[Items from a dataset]
________________________
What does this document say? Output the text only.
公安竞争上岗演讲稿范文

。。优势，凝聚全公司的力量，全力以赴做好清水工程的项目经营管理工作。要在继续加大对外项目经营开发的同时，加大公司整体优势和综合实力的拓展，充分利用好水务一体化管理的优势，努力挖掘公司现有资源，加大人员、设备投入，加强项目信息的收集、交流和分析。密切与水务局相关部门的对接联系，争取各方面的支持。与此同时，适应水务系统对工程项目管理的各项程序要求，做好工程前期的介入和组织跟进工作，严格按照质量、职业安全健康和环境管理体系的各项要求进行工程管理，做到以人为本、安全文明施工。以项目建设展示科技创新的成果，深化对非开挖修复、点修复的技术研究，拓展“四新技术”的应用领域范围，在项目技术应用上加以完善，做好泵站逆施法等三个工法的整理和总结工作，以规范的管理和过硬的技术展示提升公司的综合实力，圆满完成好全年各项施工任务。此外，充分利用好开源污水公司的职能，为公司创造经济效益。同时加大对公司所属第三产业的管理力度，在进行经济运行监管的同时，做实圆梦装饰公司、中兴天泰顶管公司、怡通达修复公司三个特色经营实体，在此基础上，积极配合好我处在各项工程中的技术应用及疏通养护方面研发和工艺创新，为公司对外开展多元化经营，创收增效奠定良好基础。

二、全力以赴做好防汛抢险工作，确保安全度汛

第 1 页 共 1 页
________________________
§ Work to be completed
Repeat the records above in full, character for character.

§ Task result
What does this document say? Output the text only.
公安竞争上岗演讲稿范文

。。优势，凝聚全公司的力量，全力以赴做好清水工程的项目经营管理工作。要在继续加大对外项目经营开发的同时，加大公司整体优势和综合实力的拓展，充分利用好水务一体化管理的优势，努力挖掘公司现有资源，加大人员、设备投入，加强项目信息的收集、交流和分析。密切与水务局相关部门的对接联系，争取各方面的支持。与此同时，适应水务系统对工程项目管理的各项程序要求，做好工程前期的介入和组织跟进工作，严格按照质量、职业安全健康和环境管理体系的各项要求进行工程管理，做到以人为本、安全文明施工。以项目建设展示科技创新的成果，深化对非开挖修复、点修复的技术研究，拓展“四新技术”的应用领域范围，在项目技术应用上加以完善，做好泵站逆施法等三个工法的整理和总结工作，以规范的管理和过硬的技术展示提升公司的综合实力，圆满完成好全年各项施工任务。此外，充分利用好开源污水公司的职能，为公司创造经济效益。同时加大对公司所属第三产业的管理力度，在进行经济运行监管的同时，做实圆梦装饰公司、中兴天泰顶管公司、怡通达修复公司三个特色经营实体，在此基础上，积极配合好我处在各项工程中的技术应用及疏通养护方面研发和工艺创新，为公司对外开展多元化经营，创收增效奠定良好基础。

二、全力以赴做好防汛抢险工作，确保安全度汛

第 1 页 共 1 页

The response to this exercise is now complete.